[begin RECORD LIST]

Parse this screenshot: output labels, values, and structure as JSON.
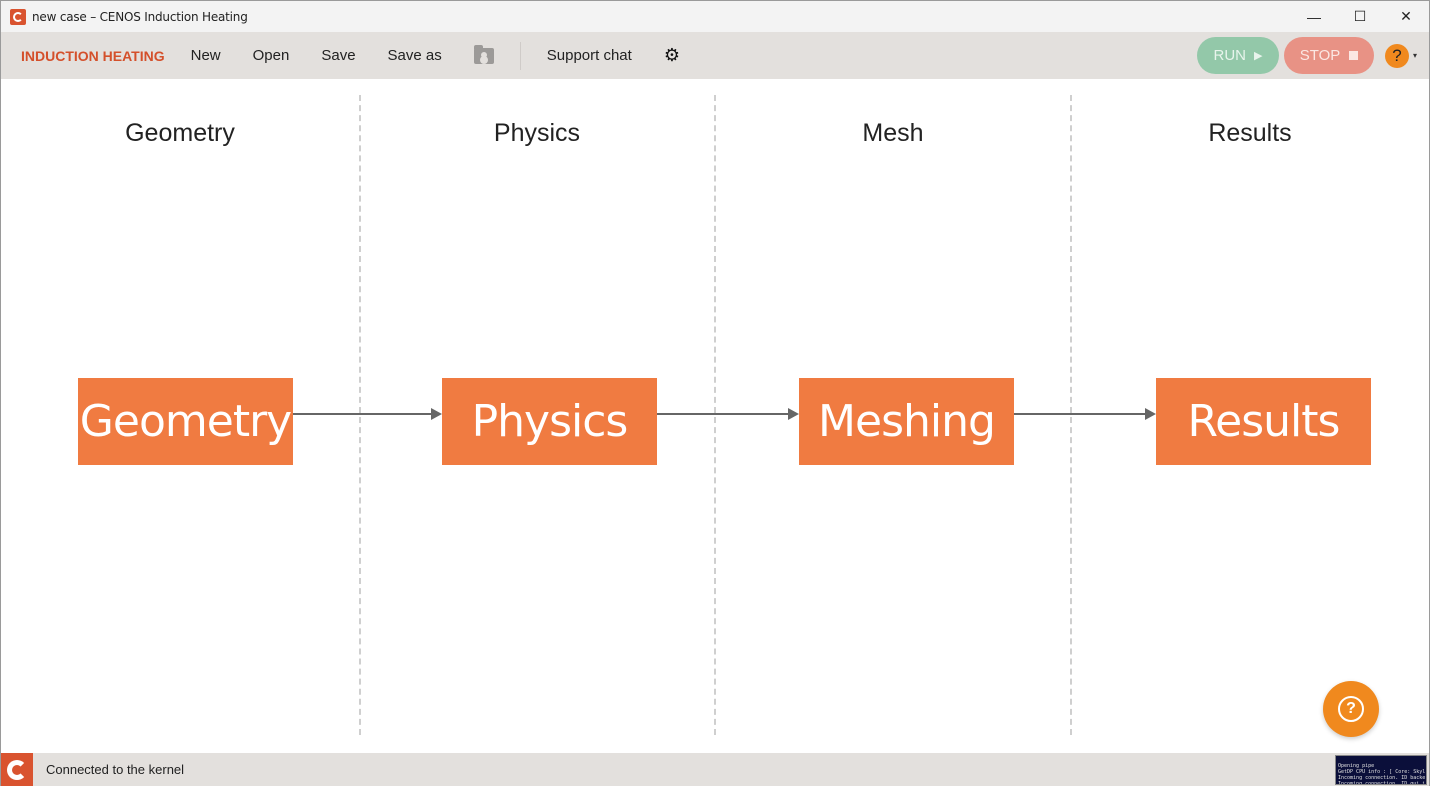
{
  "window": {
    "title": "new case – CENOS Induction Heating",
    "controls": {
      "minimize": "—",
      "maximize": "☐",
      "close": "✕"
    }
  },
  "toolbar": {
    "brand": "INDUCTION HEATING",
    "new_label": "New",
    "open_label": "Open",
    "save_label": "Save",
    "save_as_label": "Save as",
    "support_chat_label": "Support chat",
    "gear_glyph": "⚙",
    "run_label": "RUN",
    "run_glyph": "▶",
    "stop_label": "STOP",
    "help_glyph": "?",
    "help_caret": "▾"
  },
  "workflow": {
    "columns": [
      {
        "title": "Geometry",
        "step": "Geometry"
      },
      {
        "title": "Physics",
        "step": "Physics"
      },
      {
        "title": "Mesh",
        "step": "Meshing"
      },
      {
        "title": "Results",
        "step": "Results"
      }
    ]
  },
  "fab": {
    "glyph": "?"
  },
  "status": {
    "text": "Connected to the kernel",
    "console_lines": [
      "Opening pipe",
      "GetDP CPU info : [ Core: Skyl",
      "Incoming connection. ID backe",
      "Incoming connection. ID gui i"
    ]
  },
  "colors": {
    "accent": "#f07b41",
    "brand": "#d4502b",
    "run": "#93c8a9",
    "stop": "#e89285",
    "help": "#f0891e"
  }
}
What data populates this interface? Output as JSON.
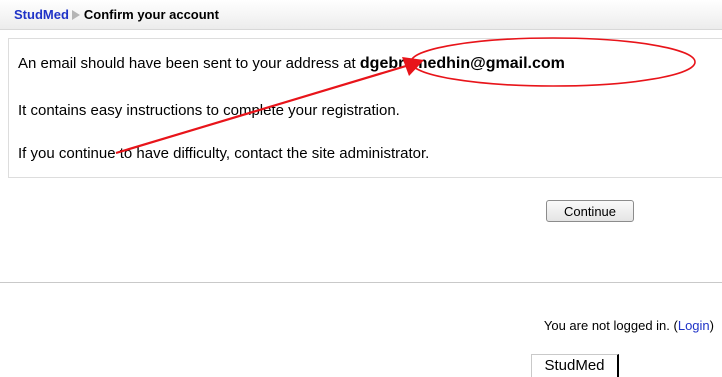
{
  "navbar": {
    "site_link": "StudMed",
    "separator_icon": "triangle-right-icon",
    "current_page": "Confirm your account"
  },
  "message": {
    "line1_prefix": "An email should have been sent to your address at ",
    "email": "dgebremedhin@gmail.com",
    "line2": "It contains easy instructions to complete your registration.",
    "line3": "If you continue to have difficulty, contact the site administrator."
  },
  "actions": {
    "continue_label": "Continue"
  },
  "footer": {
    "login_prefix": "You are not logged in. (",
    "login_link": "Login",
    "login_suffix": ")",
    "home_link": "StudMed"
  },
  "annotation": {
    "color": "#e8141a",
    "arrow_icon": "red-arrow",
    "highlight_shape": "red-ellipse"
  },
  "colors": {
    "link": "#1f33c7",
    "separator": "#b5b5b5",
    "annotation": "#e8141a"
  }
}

[end RECORD LIST]

* EXERCISE REQUIREMENTS
List each line in the listing that contains the string "brand".

* WRITTEN ANSWER
    "brand": "INDUCTION HEATING",
    "brand": "#d4502b",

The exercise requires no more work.